START Given text

This work boasts a wholly unique compositional style compared to any other work in this gallery, which somehow manages to break from the motifs that its sister works are bound to follow. As is reflected by its name, Cubism alludes to a real artistic style and movement, doing so with just the type of color scheme to be the most effective in that endeavor.
Gradient in Stages is a work that is unapologetically genuine in a way that almost no other work in this entire gallery can be, and which manages to be wholly unique in its compositional design. Very little of this work was manufactured after the fact - what you see is almost exactly what the monitor looked like before I took the photograph, and it remains, in my opinion, the most incredible monitor I have ever found.
This is a fantastic work with a vey unique composition and a fascinating use of negative space and color to portray what looks like a window into a new, fantastic universe. It was taken at the same scale as most of the pixel art in this gallery, and yet does not look like pixel art at all - the work's brightness and outward motion, and blotchy shading, make it completely individual.

END Given text
START Excerpted records

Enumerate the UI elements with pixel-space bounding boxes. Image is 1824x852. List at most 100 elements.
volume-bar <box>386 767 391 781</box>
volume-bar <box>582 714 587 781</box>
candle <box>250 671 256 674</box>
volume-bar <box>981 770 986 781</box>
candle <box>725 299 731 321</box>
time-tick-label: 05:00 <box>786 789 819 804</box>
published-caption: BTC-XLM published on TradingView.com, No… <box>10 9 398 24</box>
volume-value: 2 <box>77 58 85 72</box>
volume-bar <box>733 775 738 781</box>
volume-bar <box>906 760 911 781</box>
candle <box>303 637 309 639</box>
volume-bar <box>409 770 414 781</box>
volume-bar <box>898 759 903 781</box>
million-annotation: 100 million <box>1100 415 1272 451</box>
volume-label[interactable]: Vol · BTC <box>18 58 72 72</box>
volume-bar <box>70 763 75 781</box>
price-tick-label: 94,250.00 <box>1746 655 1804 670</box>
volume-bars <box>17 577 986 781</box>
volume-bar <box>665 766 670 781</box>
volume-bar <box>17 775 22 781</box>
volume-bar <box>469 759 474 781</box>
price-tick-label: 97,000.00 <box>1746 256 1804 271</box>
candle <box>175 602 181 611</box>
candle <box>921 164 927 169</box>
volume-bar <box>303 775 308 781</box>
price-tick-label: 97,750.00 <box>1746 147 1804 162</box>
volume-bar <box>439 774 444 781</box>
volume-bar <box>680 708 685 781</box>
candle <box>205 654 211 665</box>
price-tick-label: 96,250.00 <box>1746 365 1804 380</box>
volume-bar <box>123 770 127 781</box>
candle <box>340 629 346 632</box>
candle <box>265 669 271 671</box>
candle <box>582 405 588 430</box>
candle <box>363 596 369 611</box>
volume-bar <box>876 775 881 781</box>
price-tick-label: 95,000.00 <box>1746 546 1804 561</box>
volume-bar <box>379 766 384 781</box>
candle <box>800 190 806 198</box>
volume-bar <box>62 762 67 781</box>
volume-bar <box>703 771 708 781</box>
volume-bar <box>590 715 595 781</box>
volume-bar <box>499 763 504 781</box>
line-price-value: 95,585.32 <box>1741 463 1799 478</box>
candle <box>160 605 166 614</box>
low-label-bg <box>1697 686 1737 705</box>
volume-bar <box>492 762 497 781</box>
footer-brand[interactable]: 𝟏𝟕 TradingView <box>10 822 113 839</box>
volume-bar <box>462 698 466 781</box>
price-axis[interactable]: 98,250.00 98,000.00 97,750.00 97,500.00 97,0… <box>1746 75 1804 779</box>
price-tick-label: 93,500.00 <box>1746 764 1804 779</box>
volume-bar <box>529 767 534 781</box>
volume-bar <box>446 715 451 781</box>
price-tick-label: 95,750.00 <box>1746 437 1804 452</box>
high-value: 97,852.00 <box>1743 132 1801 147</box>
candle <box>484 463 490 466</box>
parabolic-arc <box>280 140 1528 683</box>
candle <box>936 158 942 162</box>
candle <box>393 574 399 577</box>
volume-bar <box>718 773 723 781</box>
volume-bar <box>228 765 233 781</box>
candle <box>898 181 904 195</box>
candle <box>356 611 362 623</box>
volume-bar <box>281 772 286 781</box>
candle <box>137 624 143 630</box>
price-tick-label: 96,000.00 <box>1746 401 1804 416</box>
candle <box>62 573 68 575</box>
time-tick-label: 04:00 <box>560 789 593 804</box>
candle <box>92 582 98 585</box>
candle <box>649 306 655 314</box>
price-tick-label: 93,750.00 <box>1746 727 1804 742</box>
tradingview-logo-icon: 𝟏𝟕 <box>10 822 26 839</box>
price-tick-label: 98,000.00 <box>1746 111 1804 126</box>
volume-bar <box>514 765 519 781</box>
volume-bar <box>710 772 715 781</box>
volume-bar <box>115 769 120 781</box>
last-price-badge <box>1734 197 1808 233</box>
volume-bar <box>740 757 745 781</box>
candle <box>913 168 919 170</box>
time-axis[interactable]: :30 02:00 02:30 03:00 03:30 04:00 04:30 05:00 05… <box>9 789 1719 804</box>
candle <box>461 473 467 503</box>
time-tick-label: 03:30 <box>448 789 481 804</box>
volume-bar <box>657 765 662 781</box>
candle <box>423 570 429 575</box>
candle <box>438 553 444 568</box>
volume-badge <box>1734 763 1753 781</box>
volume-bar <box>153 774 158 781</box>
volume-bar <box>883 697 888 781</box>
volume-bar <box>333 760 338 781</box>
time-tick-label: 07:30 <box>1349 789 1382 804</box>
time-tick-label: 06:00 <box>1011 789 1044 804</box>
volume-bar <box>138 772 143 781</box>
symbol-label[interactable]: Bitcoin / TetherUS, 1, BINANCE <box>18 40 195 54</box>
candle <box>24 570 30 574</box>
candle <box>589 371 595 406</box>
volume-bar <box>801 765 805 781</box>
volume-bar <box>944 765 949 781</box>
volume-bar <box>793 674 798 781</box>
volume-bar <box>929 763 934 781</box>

END Excerpted records

**Questions**
A. Rewrite the paragraph of the gallery descriptions that begins "Gradient in Stages is a work" as a short bulleted list, keeping its main facts.
B. Answer these questions using the gallery descriptions above, one line each:
(i) According to the paragraph on Cubism, what does the work's name allude to?
(ii) How much of Gradient in Stages was manufactured after the fact?
(iii) At what scale was the work in the last paragraph taken?
C. Extend the gallery descriptions with one more paragraph, starting after the sentence that ends "make it completely individual."

**Answers provided**
A.
- Gradient in Stages is genuine in a way that almost no other work in the gallery is.
- Its compositional design is wholly unique.
- Very little of it was manufactured after the fact.
- The image is almost exactly what the monitor looked like before it was photographed.
- In the writer's opinion, it is the most incredible monitor the writer has ever found.

B.
(i) A real artistic style and movement.
(ii) Very little.
(iii) The same scale as most of the pixel art in the gallery.

C.
Some sort of wave travels along, and as it reaches the center of this work it expands and reaches a sort of explosion, from which it departs in a marvelous array of colors. It is abstraction incarnate - what this picture really displays is impossible to understand, but it begs to be examined and reexamined, and admired for its beauty, its incomprehensibility. This work is the precursor to almost every other Ripple Wave work in this gallery, including the entire contents of RWMA and RWMA2.